- _Requirements_:
From the entries provided below, copy each line that contains the word "JSON".

- _Material provided_:

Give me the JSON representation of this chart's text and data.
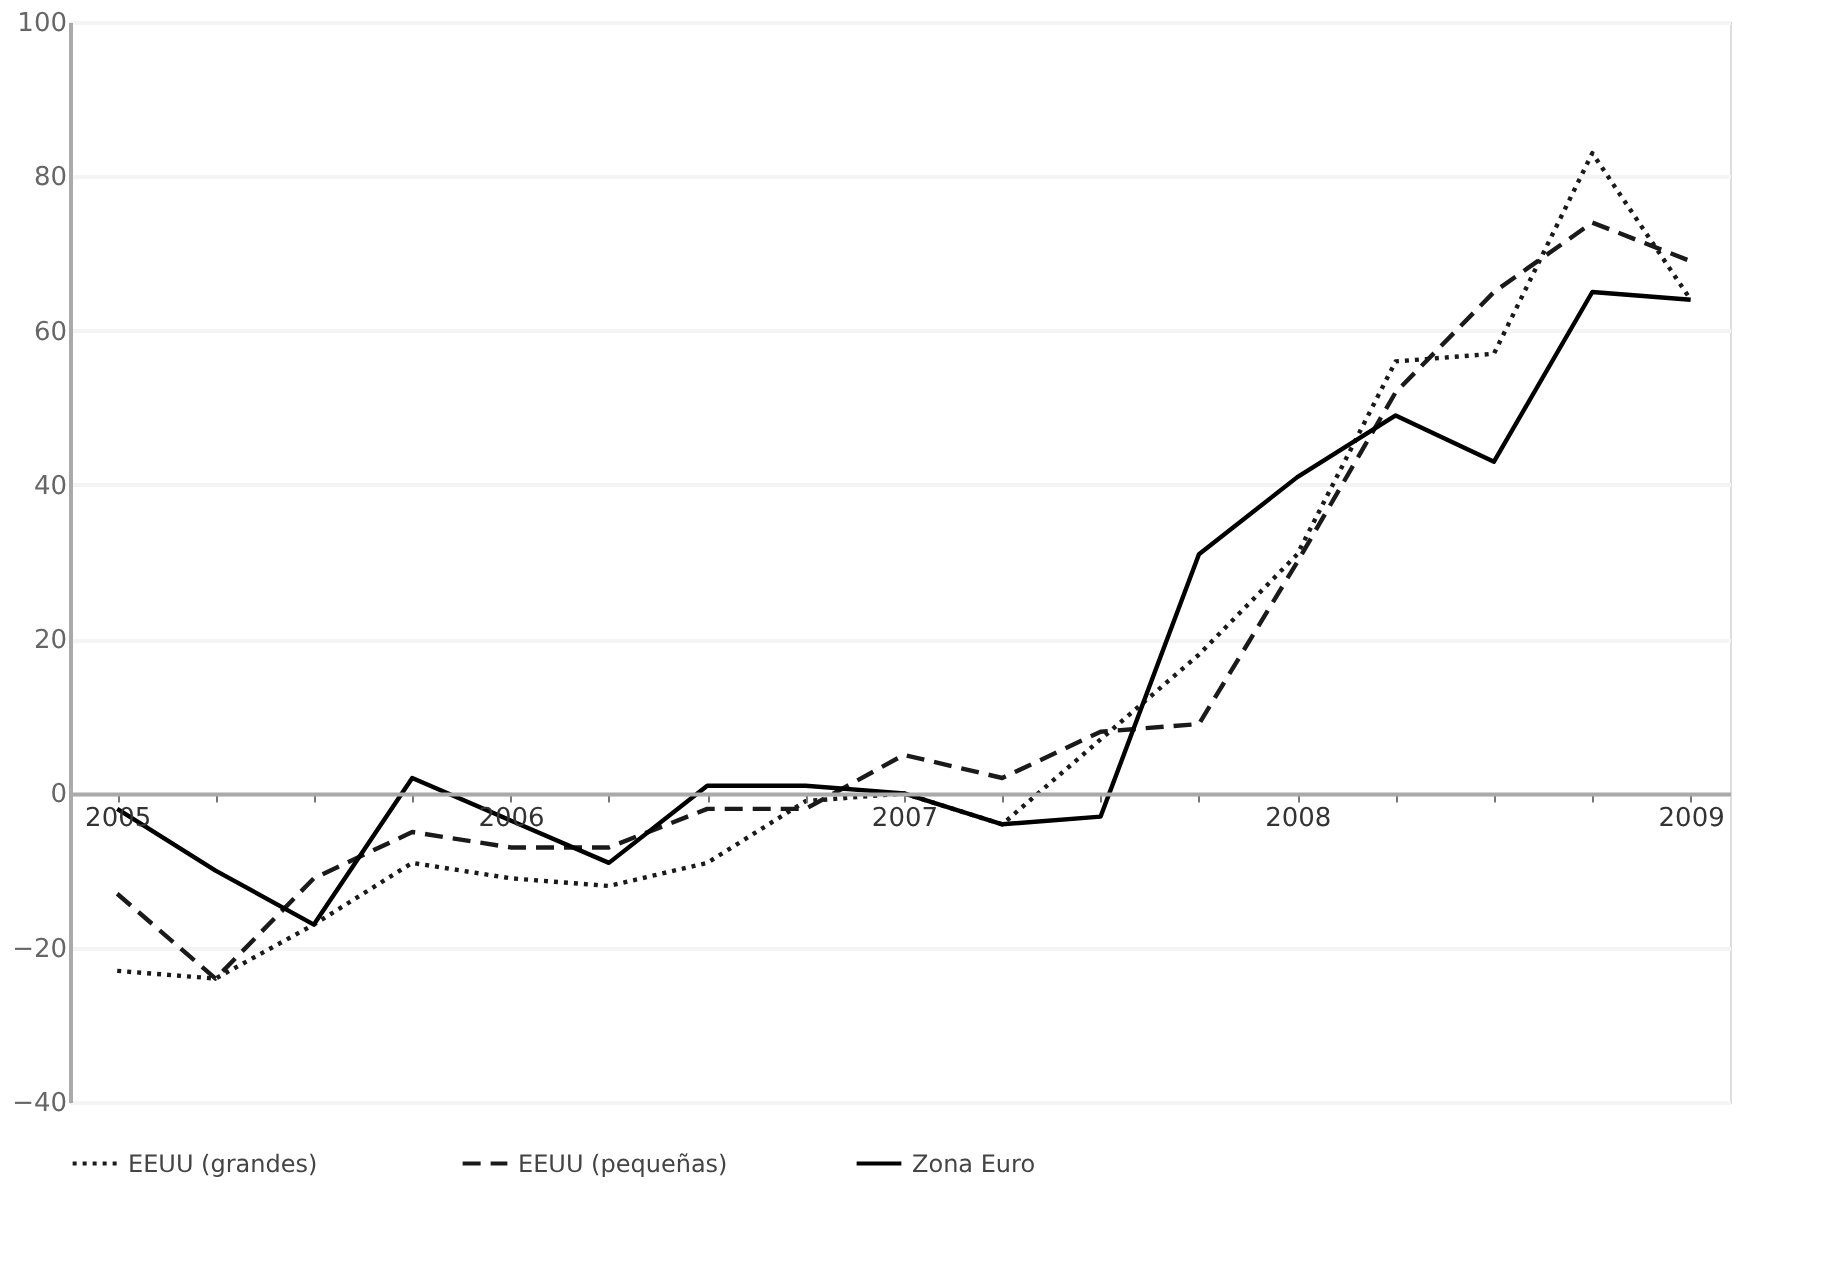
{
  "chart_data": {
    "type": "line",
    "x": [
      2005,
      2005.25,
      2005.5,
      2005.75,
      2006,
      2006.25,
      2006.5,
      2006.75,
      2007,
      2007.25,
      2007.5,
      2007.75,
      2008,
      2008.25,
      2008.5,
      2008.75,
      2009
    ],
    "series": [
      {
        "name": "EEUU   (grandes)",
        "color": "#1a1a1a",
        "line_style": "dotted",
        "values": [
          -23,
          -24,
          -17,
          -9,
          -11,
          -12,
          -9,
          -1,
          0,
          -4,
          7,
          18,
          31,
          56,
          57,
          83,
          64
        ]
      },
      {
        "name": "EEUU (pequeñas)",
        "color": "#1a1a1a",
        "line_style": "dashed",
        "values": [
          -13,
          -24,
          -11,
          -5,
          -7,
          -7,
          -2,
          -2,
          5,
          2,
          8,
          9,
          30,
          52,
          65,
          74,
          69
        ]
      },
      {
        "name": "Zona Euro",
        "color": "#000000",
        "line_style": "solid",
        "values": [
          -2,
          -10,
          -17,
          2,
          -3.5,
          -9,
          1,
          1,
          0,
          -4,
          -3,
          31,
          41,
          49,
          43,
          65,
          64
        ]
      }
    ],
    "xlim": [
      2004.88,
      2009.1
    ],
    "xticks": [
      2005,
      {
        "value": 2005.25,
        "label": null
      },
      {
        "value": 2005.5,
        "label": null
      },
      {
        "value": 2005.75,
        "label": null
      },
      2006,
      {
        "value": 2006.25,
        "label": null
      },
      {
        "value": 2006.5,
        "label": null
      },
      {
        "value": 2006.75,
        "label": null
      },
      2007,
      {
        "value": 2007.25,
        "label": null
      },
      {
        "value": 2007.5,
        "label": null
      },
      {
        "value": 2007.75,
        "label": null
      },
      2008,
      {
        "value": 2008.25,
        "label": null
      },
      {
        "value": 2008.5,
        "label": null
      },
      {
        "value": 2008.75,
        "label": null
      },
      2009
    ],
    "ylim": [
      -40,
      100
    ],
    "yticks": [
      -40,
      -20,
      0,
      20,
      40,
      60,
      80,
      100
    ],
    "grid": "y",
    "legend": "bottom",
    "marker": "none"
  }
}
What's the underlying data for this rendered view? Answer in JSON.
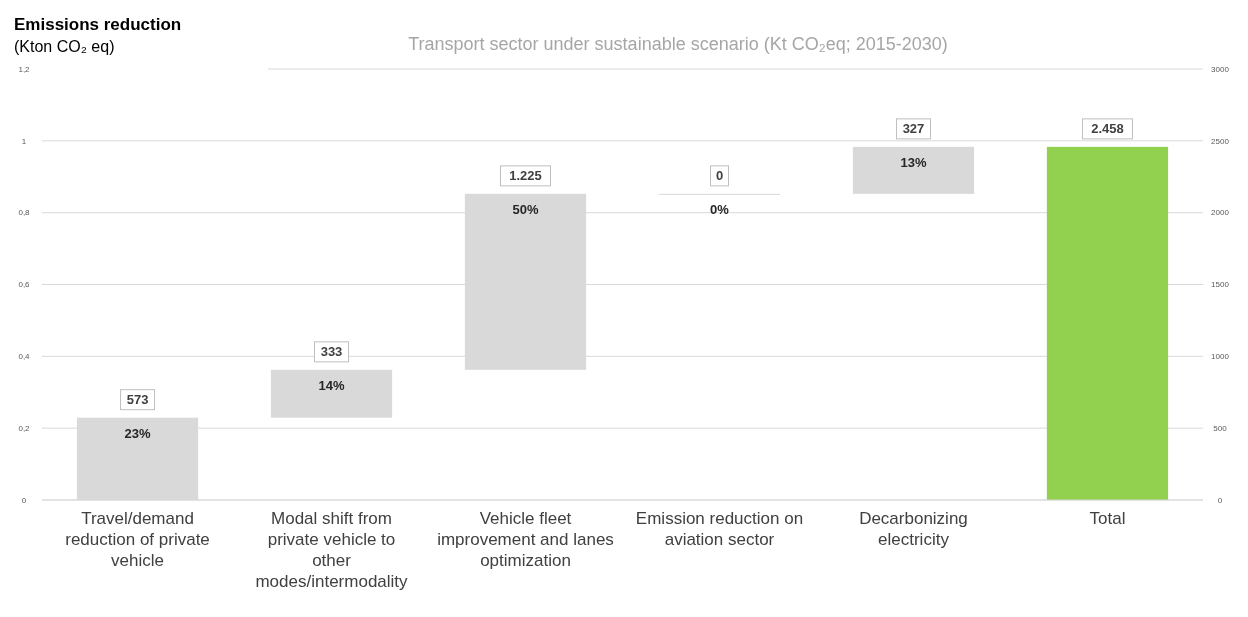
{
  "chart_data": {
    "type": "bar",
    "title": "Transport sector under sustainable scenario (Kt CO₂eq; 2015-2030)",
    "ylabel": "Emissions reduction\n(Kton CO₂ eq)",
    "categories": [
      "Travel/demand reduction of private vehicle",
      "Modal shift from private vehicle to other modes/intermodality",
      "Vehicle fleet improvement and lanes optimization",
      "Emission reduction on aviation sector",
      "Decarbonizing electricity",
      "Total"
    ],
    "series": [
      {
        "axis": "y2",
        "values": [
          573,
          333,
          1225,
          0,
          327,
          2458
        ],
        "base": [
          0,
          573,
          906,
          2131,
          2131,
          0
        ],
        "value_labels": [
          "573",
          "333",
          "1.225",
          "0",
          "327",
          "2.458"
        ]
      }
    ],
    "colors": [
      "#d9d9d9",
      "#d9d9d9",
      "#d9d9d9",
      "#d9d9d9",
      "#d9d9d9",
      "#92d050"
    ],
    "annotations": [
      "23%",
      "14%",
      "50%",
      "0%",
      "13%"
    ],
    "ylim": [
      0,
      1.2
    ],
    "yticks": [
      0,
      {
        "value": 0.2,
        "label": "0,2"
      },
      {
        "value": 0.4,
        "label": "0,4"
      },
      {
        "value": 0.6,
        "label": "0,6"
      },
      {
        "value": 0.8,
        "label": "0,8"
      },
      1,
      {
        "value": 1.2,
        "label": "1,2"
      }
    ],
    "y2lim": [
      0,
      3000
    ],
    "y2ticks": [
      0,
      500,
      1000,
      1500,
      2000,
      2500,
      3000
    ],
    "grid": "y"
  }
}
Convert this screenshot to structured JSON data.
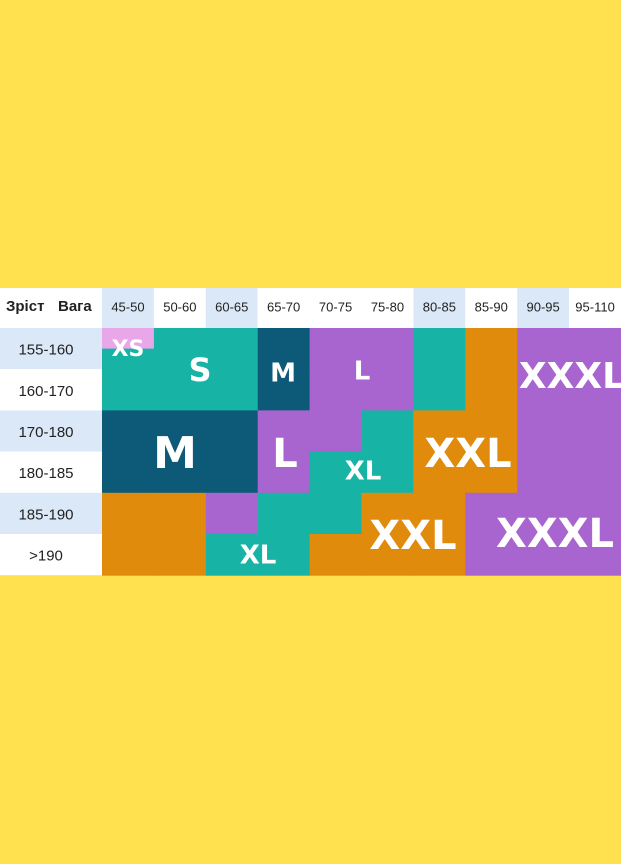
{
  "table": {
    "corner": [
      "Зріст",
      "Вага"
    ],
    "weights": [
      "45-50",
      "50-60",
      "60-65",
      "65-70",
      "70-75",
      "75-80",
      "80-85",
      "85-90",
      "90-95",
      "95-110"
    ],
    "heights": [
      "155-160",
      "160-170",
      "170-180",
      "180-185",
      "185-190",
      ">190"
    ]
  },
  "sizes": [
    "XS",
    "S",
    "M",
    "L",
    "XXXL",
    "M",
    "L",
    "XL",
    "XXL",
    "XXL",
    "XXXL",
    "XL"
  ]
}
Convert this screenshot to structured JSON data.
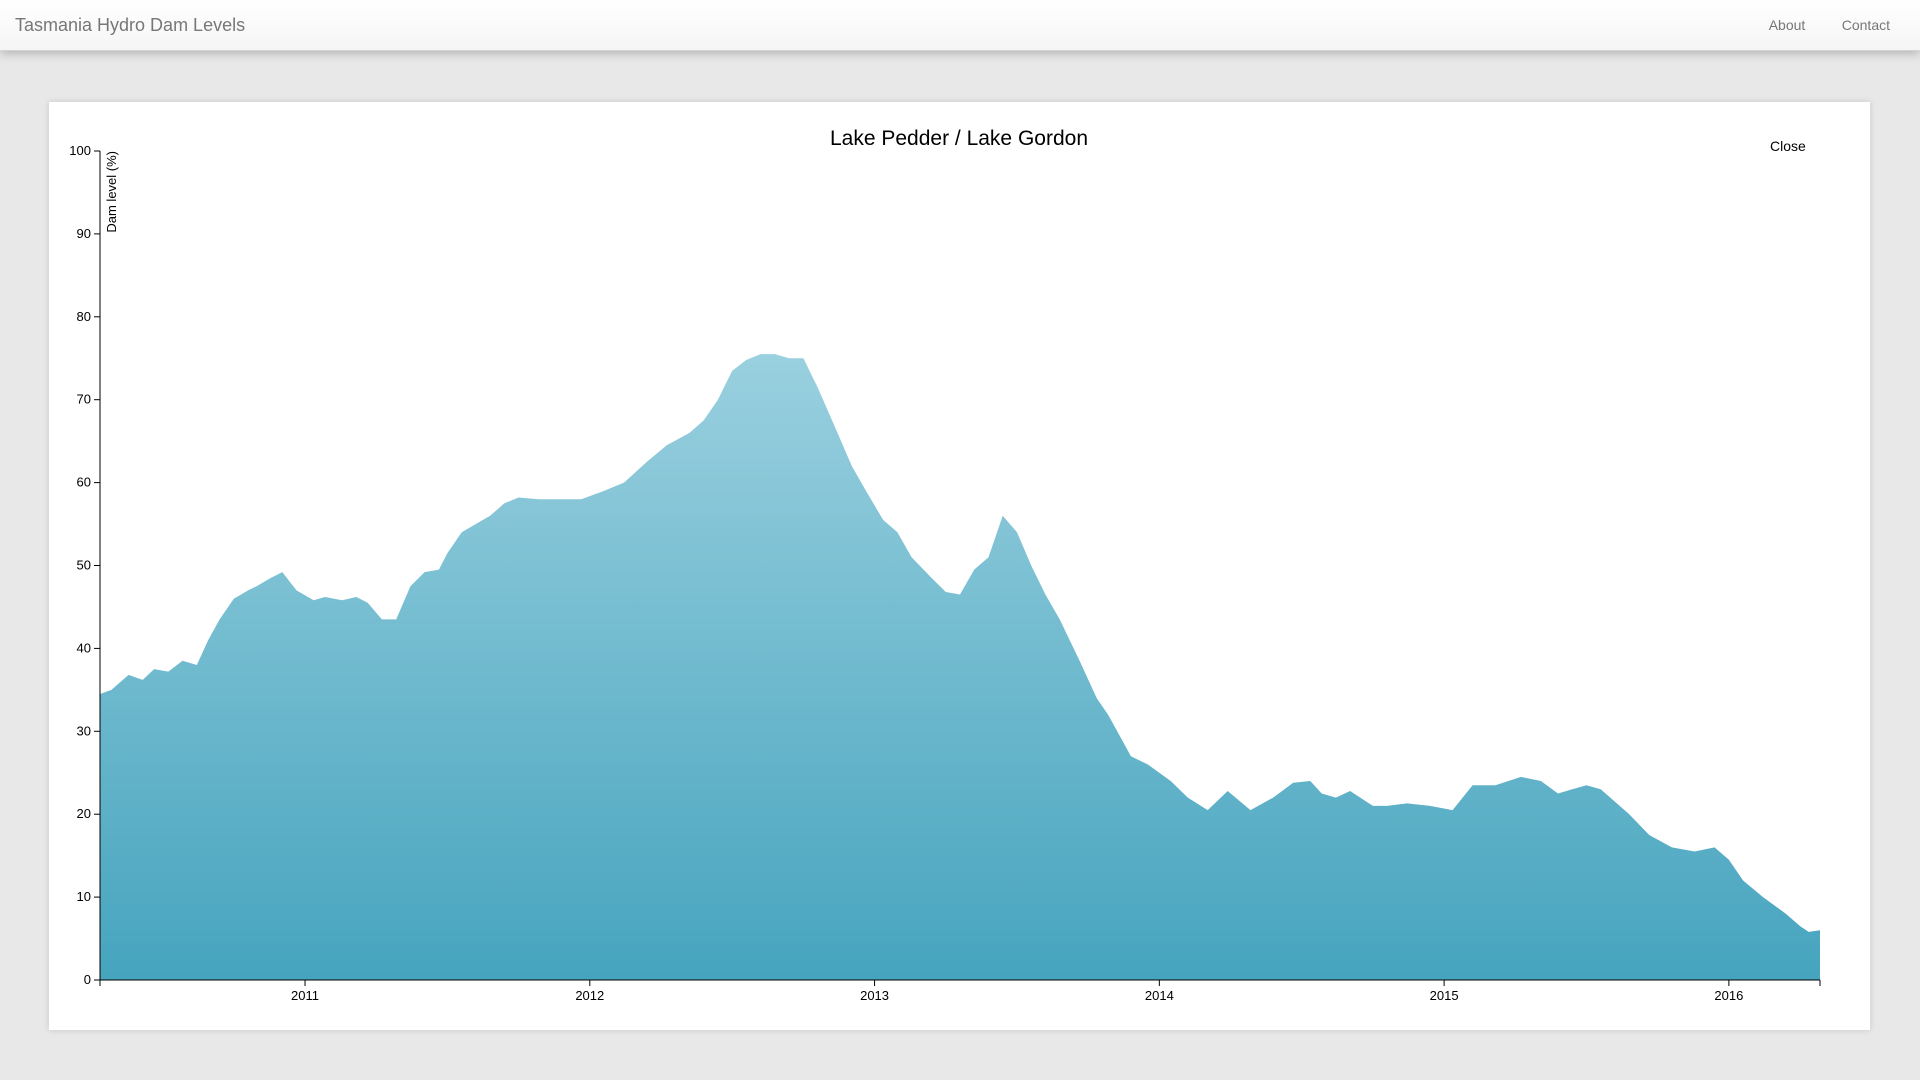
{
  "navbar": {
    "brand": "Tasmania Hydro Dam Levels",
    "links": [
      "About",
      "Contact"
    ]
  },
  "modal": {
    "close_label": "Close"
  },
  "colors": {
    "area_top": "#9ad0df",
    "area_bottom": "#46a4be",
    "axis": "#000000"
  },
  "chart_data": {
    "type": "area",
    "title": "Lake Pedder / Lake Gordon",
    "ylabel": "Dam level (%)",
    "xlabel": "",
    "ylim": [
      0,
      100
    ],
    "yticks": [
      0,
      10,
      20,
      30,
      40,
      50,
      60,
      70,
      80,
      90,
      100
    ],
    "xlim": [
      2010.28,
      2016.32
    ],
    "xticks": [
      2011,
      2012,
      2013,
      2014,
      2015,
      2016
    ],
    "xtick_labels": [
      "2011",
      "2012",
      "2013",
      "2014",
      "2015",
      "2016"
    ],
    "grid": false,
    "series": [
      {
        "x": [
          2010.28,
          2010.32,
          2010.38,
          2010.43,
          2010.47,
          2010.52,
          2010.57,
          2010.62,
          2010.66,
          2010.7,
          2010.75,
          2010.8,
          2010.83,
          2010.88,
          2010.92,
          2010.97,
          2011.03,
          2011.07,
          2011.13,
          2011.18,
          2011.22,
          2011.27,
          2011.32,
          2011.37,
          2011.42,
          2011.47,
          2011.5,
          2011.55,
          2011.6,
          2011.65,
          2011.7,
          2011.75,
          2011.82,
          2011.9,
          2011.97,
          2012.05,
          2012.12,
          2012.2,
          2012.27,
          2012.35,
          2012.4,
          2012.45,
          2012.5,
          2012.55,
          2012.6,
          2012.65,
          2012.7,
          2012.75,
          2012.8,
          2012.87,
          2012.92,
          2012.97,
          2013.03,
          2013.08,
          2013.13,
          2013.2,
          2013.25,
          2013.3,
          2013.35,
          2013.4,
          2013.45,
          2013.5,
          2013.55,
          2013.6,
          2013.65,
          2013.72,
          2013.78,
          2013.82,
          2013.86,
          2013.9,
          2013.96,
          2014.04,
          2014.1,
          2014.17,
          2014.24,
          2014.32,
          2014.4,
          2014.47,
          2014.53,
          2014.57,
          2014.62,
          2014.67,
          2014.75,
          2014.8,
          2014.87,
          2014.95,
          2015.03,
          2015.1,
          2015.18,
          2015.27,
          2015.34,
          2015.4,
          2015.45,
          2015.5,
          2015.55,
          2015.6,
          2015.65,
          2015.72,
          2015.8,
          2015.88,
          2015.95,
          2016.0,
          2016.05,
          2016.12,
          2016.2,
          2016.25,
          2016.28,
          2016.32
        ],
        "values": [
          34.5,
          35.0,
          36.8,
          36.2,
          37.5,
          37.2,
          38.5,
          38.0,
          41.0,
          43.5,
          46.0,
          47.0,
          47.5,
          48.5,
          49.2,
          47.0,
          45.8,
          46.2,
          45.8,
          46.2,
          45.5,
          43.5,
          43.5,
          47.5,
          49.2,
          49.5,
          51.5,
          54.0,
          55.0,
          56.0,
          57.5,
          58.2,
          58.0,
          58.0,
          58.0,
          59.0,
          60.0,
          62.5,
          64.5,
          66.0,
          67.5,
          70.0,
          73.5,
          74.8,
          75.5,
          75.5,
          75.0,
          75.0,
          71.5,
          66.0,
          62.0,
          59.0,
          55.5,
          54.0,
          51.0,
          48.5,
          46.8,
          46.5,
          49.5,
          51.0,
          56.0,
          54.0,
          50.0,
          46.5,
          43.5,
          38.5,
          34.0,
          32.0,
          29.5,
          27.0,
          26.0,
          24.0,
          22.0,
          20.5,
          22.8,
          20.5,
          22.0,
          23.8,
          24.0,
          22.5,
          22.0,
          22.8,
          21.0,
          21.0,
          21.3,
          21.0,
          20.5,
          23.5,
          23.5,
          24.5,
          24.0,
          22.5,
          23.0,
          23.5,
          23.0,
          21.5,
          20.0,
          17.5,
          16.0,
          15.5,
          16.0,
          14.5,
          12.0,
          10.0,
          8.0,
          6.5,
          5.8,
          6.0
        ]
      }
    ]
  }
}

- _Exercise response_:
Give me the JSON representation of this chart's text and data.
What's the underlying data for this rendered view? Answer in JSON.
Convert this screenshot to structured JSON data.
Convert this screenshot to structured JSON data.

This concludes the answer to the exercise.